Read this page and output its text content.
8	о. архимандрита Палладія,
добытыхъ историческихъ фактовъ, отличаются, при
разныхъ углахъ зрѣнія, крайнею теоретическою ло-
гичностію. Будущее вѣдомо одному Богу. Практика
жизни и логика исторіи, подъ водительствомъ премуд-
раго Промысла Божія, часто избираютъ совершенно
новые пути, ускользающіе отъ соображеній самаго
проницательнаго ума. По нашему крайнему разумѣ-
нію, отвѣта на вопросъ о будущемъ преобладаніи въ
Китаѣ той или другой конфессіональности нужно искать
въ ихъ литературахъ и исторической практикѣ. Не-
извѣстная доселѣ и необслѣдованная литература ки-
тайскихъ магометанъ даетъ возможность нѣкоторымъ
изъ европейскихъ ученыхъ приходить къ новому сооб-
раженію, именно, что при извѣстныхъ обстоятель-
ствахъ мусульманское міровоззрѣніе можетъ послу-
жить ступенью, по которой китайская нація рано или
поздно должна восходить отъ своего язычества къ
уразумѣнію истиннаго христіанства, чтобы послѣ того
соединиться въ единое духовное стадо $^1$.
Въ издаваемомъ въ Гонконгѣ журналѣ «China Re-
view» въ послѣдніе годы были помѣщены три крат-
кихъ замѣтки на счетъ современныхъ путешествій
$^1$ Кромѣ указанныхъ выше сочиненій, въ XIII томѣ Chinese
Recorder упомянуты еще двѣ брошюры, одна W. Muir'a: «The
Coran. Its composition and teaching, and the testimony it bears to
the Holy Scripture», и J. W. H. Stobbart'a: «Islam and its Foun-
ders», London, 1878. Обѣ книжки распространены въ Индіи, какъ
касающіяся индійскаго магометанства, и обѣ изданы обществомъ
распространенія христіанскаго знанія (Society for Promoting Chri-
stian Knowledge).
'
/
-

→ What the task asks
Provide an exact reproduction of all the entries shown above.

→ The result
Read this page and output its text content.
8	о. архимандрита Палладія,
добытыхъ историческихъ фактовъ, отличаются, при
разныхъ углахъ зрѣнія, крайнею теоретическою ло-
гичностію. Будущее вѣдомо одному Богу. Практика
жизни и логика исторіи, подъ водительствомъ премуд-
раго Промысла Божія, часто избираютъ совершенно
новые пути, ускользающіе отъ соображеній самаго
проницательнаго ума. По нашему крайнему разумѣ-
нію, отвѣта на вопросъ о будущемъ преобладаніи въ
Китаѣ той или другой конфессіональности нужно искать
въ ихъ литературахъ и исторической практикѣ. Не-
извѣстная доселѣ и необслѣдованная литература ки-
тайскихъ магометанъ даетъ возможность нѣкоторымъ
изъ европейскихъ ученыхъ приходить къ новому сооб-
раженію, именно, что при извѣстныхъ обстоятель-
ствахъ мусульманское міровоззрѣніе можетъ послу-
жить ступенью, по которой китайская нація рано или
поздно должна восходить отъ своего язычества къ
уразумѣнію истиннаго христіанства, чтобы послѣ того
соединиться въ единое духовное стадо $^1$.
Въ издаваемомъ въ Гонконгѣ журналѣ «China Re-
view» въ послѣдніе годы были помѣщены три крат-
кихъ замѣтки на счетъ современныхъ путешествій
$^1$ Кромѣ указанныхъ выше сочиненій, въ XIII томѣ Chinese
Recorder упомянуты еще двѣ брошюры, одна W. Muir'a: «The
Coran. Its composition and teaching, and the testimony it bears to
the Holy Scripture», и J. W. H. Stobbart'a: «Islam and its Foun-
ders», London, 1878. Обѣ книжки распространены въ Индіи, какъ
касающіяся индійскаго магометанства, и обѣ изданы обществомъ
распространенія христіанскаго знанія (Society for Promoting Chri-
stian Knowledge).
'
/
-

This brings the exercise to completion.